#### [WHAT IS BEING ASKED]
Copy the data precisely, keeping every character.
=== RECORDS TO USE ===
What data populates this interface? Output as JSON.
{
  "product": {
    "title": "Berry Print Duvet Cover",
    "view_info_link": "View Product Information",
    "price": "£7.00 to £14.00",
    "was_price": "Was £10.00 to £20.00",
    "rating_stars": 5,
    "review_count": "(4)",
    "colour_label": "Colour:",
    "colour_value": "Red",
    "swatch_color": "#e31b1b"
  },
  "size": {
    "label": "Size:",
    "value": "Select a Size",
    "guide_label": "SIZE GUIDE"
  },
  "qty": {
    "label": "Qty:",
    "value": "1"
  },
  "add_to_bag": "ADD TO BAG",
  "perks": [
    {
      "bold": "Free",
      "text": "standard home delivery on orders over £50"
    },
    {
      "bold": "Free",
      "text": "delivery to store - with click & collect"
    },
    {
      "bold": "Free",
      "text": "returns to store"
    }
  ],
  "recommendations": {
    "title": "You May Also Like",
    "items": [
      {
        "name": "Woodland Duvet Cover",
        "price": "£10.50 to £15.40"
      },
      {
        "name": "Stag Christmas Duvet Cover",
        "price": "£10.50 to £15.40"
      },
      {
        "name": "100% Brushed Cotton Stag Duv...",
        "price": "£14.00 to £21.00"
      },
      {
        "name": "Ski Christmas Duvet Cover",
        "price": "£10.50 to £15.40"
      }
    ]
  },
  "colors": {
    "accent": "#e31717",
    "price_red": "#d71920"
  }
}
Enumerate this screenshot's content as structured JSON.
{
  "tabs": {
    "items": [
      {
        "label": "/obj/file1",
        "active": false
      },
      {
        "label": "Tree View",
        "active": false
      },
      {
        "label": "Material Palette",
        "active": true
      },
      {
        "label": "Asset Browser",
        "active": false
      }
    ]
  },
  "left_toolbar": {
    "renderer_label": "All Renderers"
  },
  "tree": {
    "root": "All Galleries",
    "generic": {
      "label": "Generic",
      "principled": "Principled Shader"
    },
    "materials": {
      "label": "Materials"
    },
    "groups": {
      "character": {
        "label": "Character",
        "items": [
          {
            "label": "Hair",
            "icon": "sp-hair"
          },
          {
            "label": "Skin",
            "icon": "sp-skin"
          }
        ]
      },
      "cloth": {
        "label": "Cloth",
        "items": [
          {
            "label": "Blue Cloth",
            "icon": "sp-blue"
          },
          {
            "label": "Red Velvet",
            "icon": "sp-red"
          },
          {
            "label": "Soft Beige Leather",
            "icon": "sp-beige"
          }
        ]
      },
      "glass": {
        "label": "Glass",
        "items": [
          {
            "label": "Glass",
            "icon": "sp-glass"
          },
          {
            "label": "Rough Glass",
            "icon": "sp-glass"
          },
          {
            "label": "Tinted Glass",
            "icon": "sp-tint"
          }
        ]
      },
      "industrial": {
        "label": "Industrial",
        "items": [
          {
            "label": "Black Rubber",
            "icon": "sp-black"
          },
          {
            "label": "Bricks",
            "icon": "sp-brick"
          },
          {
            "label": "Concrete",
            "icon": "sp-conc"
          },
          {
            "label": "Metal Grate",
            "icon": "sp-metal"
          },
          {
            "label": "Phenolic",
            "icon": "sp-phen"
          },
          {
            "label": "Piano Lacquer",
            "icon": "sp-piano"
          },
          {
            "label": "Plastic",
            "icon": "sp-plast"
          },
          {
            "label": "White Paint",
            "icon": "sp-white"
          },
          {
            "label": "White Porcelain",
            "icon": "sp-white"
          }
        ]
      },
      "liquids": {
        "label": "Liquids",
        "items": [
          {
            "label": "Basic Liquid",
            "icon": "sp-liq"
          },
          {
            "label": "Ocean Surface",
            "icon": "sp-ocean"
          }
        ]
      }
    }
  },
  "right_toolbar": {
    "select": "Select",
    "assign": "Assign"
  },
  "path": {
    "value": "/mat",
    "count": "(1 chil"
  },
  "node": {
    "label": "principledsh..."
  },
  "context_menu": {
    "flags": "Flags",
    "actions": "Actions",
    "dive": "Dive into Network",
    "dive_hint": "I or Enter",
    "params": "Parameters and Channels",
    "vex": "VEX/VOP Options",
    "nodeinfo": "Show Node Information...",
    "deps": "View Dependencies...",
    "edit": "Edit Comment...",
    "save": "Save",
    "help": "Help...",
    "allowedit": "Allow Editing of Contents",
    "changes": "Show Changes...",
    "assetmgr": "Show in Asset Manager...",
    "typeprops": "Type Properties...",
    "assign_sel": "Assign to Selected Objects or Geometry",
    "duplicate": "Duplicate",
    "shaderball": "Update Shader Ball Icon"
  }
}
===
#### [WRITTEN REPLY]
What data populates this interface? Output as JSON.
{
  "product": {
    "title": "Berry Print Duvet Cover",
    "view_info_link": "View Product Information",
    "price": "£7.00 to £14.00",
    "was_price": "Was £10.00 to £20.00",
    "rating_stars": 5,
    "review_count": "(4)",
    "colour_label": "Colour:",
    "colour_value": "Red",
    "swatch_color": "#e31b1b"
  },
  "size": {
    "label": "Size:",
    "value": "Select a Size",
    "guide_label": "SIZE GUIDE"
  },
  "qty": {
    "label": "Qty:",
    "value": "1"
  },
  "add_to_bag": "ADD TO BAG",
  "perks": [
    {
      "bold": "Free",
      "text": "standard home delivery on orders over £50"
    },
    {
      "bold": "Free",
      "text": "delivery to store - with click & collect"
    },
    {
      "bold": "Free",
      "text": "returns to store"
    }
  ],
  "recommendations": {
    "title": "You May Also Like",
    "items": [
      {
        "name": "Woodland Duvet Cover",
        "price": "£10.50 to £15.40"
      },
      {
        "name": "Stag Christmas Duvet Cover",
        "price": "£10.50 to £15.40"
      },
      {
        "name": "100% Brushed Cotton Stag Duv...",
        "price": "£14.00 to £21.00"
      },
      {
        "name": "Ski Christmas Duvet Cover",
        "price": "£10.50 to £15.40"
      }
    ]
  },
  "colors": {
    "accent": "#e31717",
    "price_red": "#d71920"
  }
}
Enumerate this screenshot's content as structured JSON.
{
  "tabs": {
    "items": [
      {
        "label": "/obj/file1",
        "active": false
      },
      {
        "label": "Tree View",
        "active": false
      },
      {
        "label": "Material Palette",
        "active": true
      },
      {
        "label": "Asset Browser",
        "active": false
      }
    ]
  },
  "left_toolbar": {
    "renderer_label": "All Renderers"
  },
  "tree": {
    "root": "All Galleries",
    "generic": {
      "label": "Generic",
      "principled": "Principled Shader"
    },
    "materials": {
      "label": "Materials"
    },
    "groups": {
      "character": {
        "label": "Character",
        "items": [
          {
            "label": "Hair",
            "icon": "sp-hair"
          },
          {
            "label": "Skin",
            "icon": "sp-skin"
          }
        ]
      },
      "cloth": {
        "label": "Cloth",
        "items": [
          {
            "label": "Blue Cloth",
            "icon": "sp-blue"
          },
          {
            "label": "Red Velvet",
            "icon": "sp-red"
          },
          {
            "label": "Soft Beige Leather",
            "icon": "sp-beige"
          }
        ]
      },
      "glass": {
        "label": "Glass",
        "items": [
          {
            "label": "Glass",
            "icon": "sp-glass"
          },
          {
            "label": "Rough Glass",
            "icon": "sp-glass"
          },
          {
            "label": "Tinted Glass",
            "icon": "sp-tint"
          }
        ]
      },
      "industrial": {
        "label": "Industrial",
        "items": [
          {
            "label": "Black Rubber",
            "icon": "sp-black"
          },
          {
            "label": "Bricks",
            "icon": "sp-brick"
          },
          {
            "label": "Concrete",
            "icon": "sp-conc"
          },
          {
            "label": "Metal Grate",
            "icon": "sp-metal"
          },
          {
            "label": "Phenolic",
            "icon": "sp-phen"
          },
          {
            "label": "Piano Lacquer",
            "icon": "sp-piano"
          },
          {
            "label": "Plastic",
            "icon": "sp-plast"
          },
          {
            "label": "White Paint",
            "icon": "sp-white"
          },
          {
            "label": "White Porcelain",
            "icon": "sp-white"
          }
        ]
      },
      "liquids": {
        "label": "Liquids",
        "items": [
          {
            "label": "Basic Liquid",
            "icon": "sp-liq"
          },
          {
            "label": "Ocean Surface",
            "icon": "sp-ocean"
          }
        ]
      }
    }
  },
  "right_toolbar": {
    "select": "Select",
    "assign": "Assign"
  },
  "path": {
    "value": "/mat",
    "count": "(1 chil"
  },
  "node": {
    "label": "principledsh..."
  },
  "context_menu": {
    "flags": "Flags",
    "actions": "Actions",
    "dive": "Dive into Network",
    "dive_hint": "I or Enter",
    "params": "Parameters and Channels",
    "vex": "VEX/VOP Options",
    "nodeinfo": "Show Node Information...",
    "deps": "View Dependencies...",
    "edit": "Edit Comment...",
    "save": "Save",
    "help": "Help...",
    "allowedit": "Allow Editing of Contents",
    "changes": "Show Changes...",
    "assetmgr": "Show in Asset Manager...",
    "typeprops": "Type Properties...",
    "assign_sel": "Assign to Selected Objects or Geometry",
    "duplicate": "Duplicate",
    "shaderball": "Update Shader Ball Icon"
  }
}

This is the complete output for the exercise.